Has any game ever portrayed Heaven? I know that Hell has been portrayed plenty of times...

Has any game ever portrayed Heaven? I know that Hell has been portrayed plenty of times, but I can't think of any times Heaven has.
Bonus points if it's a more classical interpretation of Heaven.

shin megami tensei 4 apocalypse

Grezzo

Diablo 3 act 4

Im pretty sure the last fight in darksiders 1 is in heaven

Bayonetta

I've never played any of these games, but I presume that Heaven is either a boss fight or a level on its own.
I think it'd be really cool if a video game tried an ending where the protagonist died and went to Heaven. Could make for an emotional ending if done right, too.

You see Heaven in SMT:Strange Journey as well, in an ending cutscene. It consists of every human being on Earth on top of their own pillar coming out of an infinite white haze where all they can do is kneel and pray to YHVH for eternity. Because the Abrahamic god in SMT games is a moustache-twirling pure evil.

The SMT scale from Satan - Humanity - God is basically Chaotic Evil - Totally Radical - Lawful Evil

Super Mario Bros 3

...

Maybe El Shaddai Ascension of the Metatron? I can't exactly where that one took place.

So just like real life then?

I didn't play Disgaea but considering how many angels factor into the story, I'm guessing it goes to Heaven at some point.

Yeah, the ending of Disgaea 1 at least takes place in heaven.

Here's something very minor, but still: How about in the (unfinished) foundonthetape ARG/Half-Life mod series, where an ending for what was released involved falling, hitting the ground, and then hearing an angelic choir come in as the screen faded to white.

> WHAT YOU WILL DO
(1) Please copy the part of the forum thread about Heaven in video games verbatim, starting at "I didn't play" and ending at "faded to white.".
(2) Carry on the forum thread about Heaven in video games, adding new posts after its final one.

> GIVEN INFORMATION

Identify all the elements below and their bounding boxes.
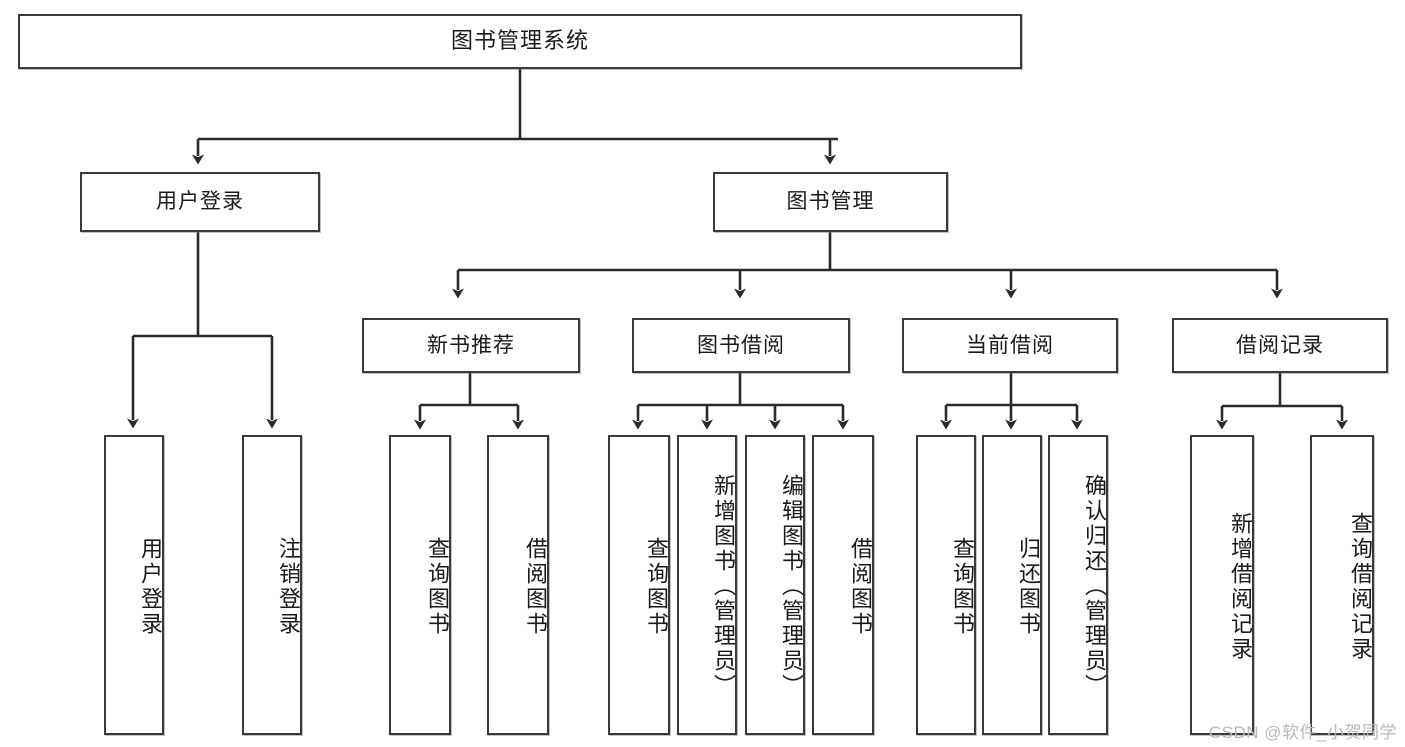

> REPLIES
(1)
I didn't play Disgaea but considering how many angels factor into the story, I'm guessing it goes to Heaven at some point.

Yeah, the ending of Disgaea 1 at least takes place in heaven.

Here's something very minor, but still: How about in the (unfinished) foundonthetape ARG/Half-Life mod series, where an ending for what was released involved falling, hitting the ground, and then hearing an angelic choir come in as the screen faded to white.

(2)
Bayonetta

weren't some of the endings of binding of isaac close enough to heavean

You would be amazed how many people still don't realize how evil the Christian God is.

Mother 1 Magicant

Talos Principle and Dragons dogma I guess.

SaGa Frontier, sort of.

El Shaddai

DS1 final boss fight took place on some remaining part of the Black Throne. Closest I think the series has come to letting the player get near heaven has been Lostlight, and even that's just an outpost. Beyond that, I recall heaven itself merely being seen in flashbacks, given (re)entry has been barred even to the Hellguard, stranding them to fight demons for a century or so on Earth after the fall of man.

The Simpsons Game

There was a level in Super Time Force Ultra where you battle through heaven. You fight angels with bows and arrows on puffy clouds and sunlight.

Kid Icarus had you going through "Angel Land" which was full of cherubic Greek imagery, which Christianity derives a lot of its heavenly symbolism from.

DS1 does take you to Eden, IIRC, which is described as heaven-adjacent or something or at least has a lot of the same imagery.

Didn't one of the Devil May Cry games have something akin to Heaven?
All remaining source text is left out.